§ Requirement: Output the entries word for word. Omit images.

§ Data records:
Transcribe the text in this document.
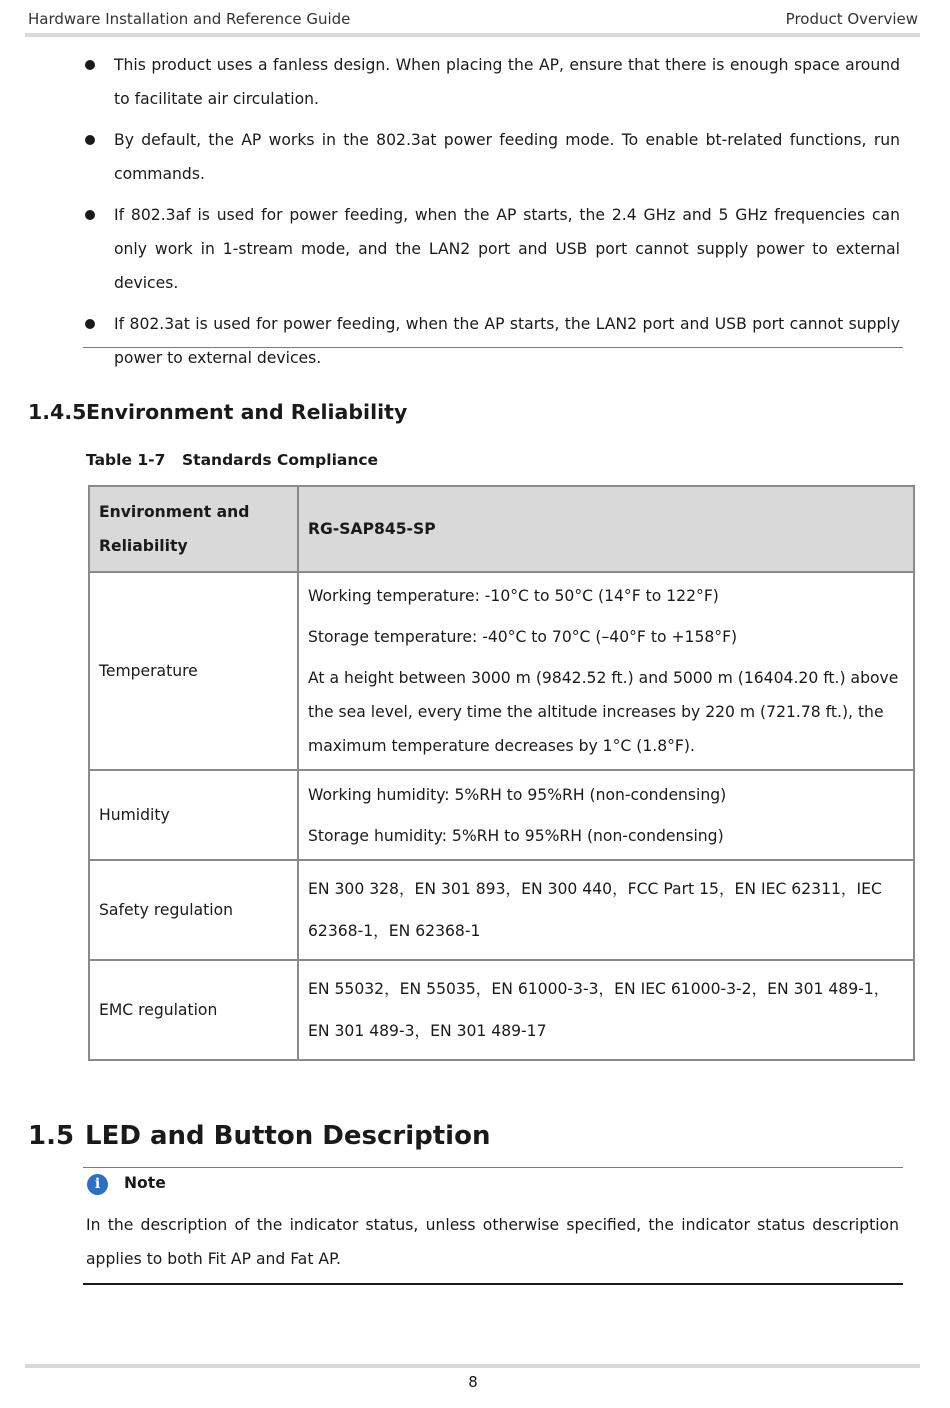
Hardware Installation and Reference Guide	Product Overview
This product uses a fanless design. When placing the AP, ensure that there is enough space around to facilitate air circulation.
By default, the AP works in the 802.3at power feeding mode. To enable bt-related functions, run commands.
If 802.3af is used for power feeding, when the AP starts, the 2.4 GHz and 5 GHz frequencies can only work in 1-stream mode, and the LAN2 port and USB port cannot supply power to external devices.
If 802.3at is used for power feeding, when the AP starts, the LAN2 port and USB port cannot supply power to external devices.
1.4.5Environment and Reliability
Table 1-7 Standards Compliance
Environment and Reliability	RG-SAP845-SP
Temperature	Working temperature: -10°C to 50°C (14°F to 122°F)

Storage temperature: -40°C to 70°C (–40°F to +158°F)

At a height between 3000 m (9842.52 ft.) and 5000 m (16404.20 ft.) above the sea level, every time the altitude increases by 220 m (721.78 ft.), the maximum temperature decreases by 1°C (1.8°F).

Humidity	Working humidity: 5%RH to 95%RH (non-condensing)

Storage humidity: 5%RH to 95%RH (non-condensing)

Safety regulation	EN 300 328，EN 301 893，EN 300 440，FCC Part 15，EN IEC 62311，IEC 62368-1，EN 62368-1

EMC regulation	EN 55032，EN 55035，EN 61000-3-3，EN IEC 61000-3-2，EN 301 489-1，EN 301 489-3，EN 301 489-17

1.5 LED and Button Description
i	Note
In the description of the indicator status, unless otherwise specified, the indicator status description applies to both Fit AP and Fat AP.
8
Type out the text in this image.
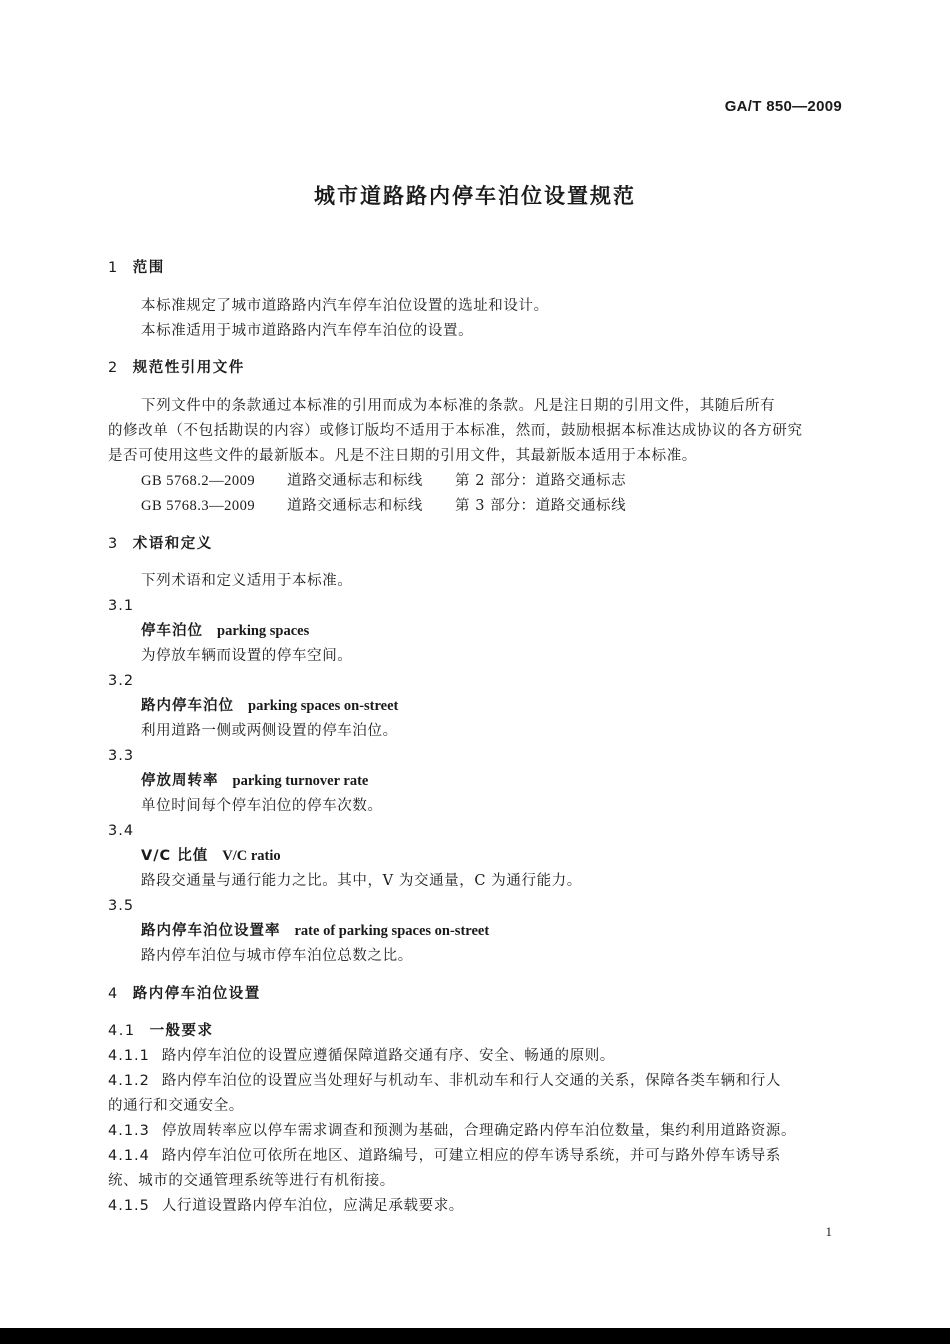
GA/T 850—2009
城市道路路内停车泊位设置规范
1 范围
本标准规定了城市道路路内汽车停车泊位设置的选址和设计。
本标准适用于城市道路路内汽车停车泊位的设置。
2 规范性引用文件
下列文件中的条款通过本标准的引用而成为本标准的条款。凡是注日期的引用文件，其随后所有
的修改单（不包括勘误的内容）或修订版均不适用于本标准，然而，鼓励根据本标准达成协议的各方研究
是否可使用这些文件的最新版本。凡是不注日期的引用文件，其最新版本适用于本标准。
GB 5768.2—2009 道路交通标志和标线 第 2 部分：道路交通标志
GB 5768.3—2009 道路交通标志和标线 第 3 部分：道路交通标线
3 术语和定义
下列术语和定义适用于本标准。
3.1
停车泊位 parking spaces
为停放车辆而设置的停车空间。
3.2
路内停车泊位 parking spaces on-street
利用道路一侧或两侧设置的停车泊位。
3.3
停放周转率 parking turnover rate
单位时间每个停车泊位的停车次数。
3.4
V/C 比值 V/C ratio
路段交通量与通行能力之比。其中，V 为交通量，C 为通行能力。
3.5
路内停车泊位设置率 rate of parking spaces on-street
路内停车泊位与城市停车泊位总数之比。
4 路内停车泊位设置
4.1 一般要求
4.1.1 路内停车泊位的设置应遵循保障道路交通有序、安全、畅通的原则。
4.1.2 路内停车泊位的设置应当处理好与机动车、非机动车和行人交通的关系，保障各类车辆和行人
的通行和交通安全。
4.1.3 停放周转率应以停车需求调查和预测为基础，合理确定路内停车泊位数量，集约利用道路资源。
4.1.4 路内停车泊位可依所在地区、道路编号，可建立相应的停车诱导系统，并可与路外停车诱导系
统、城市的交通管理系统等进行有机衔接。
4.1.5 人行道设置路内停车泊位，应满足承载要求。
1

§ Output of the exercise:
Transcribe the text in this document.
Hardware Installation and Reference Guide	Product Overview
This product uses a fanless design. When placing the AP, ensure that there is enough space around to facilitate air circulation.
By default, the AP works in the 802.3at power feeding mode. To enable bt-related functions, run commands.
If 802.3af is used for power feeding, when the AP starts, the 2.4 GHz and 5 GHz frequencies can only work in 1-stream mode, and the LAN2 port and USB port cannot supply power to external devices.
If 802.3at is used for power feeding, when the AP starts, the LAN2 port and USB port cannot supply power to external devices.
1.4.5Environment and Reliability
Table 1-7 Standards Compliance
Environment and Reliability	RG-SAP845-SP
Temperature	Working temperature: -10°C to 50°C (14°F to 122°F)

Storage temperature: -40°C to 70°C (–40°F to +158°F)

At a height between 3000 m (9842.52 ft.) and 5000 m (16404.20 ft.) above the sea level, every time the altitude increases by 220 m (721.78 ft.), the maximum temperature decreases by 1°C (1.8°F).

Humidity	Working humidity: 5%RH to 95%RH (non-condensing)

Storage humidity: 5%RH to 95%RH (non-condensing)

Safety regulation	EN 300 328，EN 301 893，EN 300 440，FCC Part 15，EN IEC 62311，IEC 62368-1，EN 62368-1

EMC regulation	EN 55032，EN 55035，EN 61000-3-3，EN IEC 61000-3-2，EN 301 489-1，EN 301 489-3，EN 301 489-17

1.5 LED and Button Description
i	Note
In the description of the indicator status, unless otherwise specified, the indicator status description applies to both Fit AP and Fat AP.
8
Type out the text in this image.
GA/T 850—2009
城市道路路内停车泊位设置规范
1 范围
本标准规定了城市道路路内汽车停车泊位设置的选址和设计。
本标准适用于城市道路路内汽车停车泊位的设置。
2 规范性引用文件
下列文件中的条款通过本标准的引用而成为本标准的条款。凡是注日期的引用文件，其随后所有
的修改单（不包括勘误的内容）或修订版均不适用于本标准，然而，鼓励根据本标准达成协议的各方研究
是否可使用这些文件的最新版本。凡是不注日期的引用文件，其最新版本适用于本标准。
GB 5768.2—2009 道路交通标志和标线 第 2 部分：道路交通标志
GB 5768.3—2009 道路交通标志和标线 第 3 部分：道路交通标线
3 术语和定义
下列术语和定义适用于本标准。
3.1
停车泊位 parking spaces
为停放车辆而设置的停车空间。
3.2
路内停车泊位 parking spaces on-street
利用道路一侧或两侧设置的停车泊位。
3.3
停放周转率 parking turnover rate
单位时间每个停车泊位的停车次数。
3.4
V/C 比值 V/C ratio
路段交通量与通行能力之比。其中，V 为交通量，C 为通行能力。
3.5
路内停车泊位设置率 rate of parking spaces on-street
路内停车泊位与城市停车泊位总数之比。
4 路内停车泊位设置
4.1 一般要求
4.1.1 路内停车泊位的设置应遵循保障道路交通有序、安全、畅通的原则。
4.1.2 路内停车泊位的设置应当处理好与机动车、非机动车和行人交通的关系，保障各类车辆和行人
的通行和交通安全。
4.1.3 停放周转率应以停车需求调查和预测为基础，合理确定路内停车泊位数量，集约利用道路资源。
4.1.4 路内停车泊位可依所在地区、道路编号，可建立相应的停车诱导系统，并可与路外停车诱导系
统、城市的交通管理系统等进行有机衔接。
4.1.5 人行道设置路内停车泊位，应满足承载要求。
1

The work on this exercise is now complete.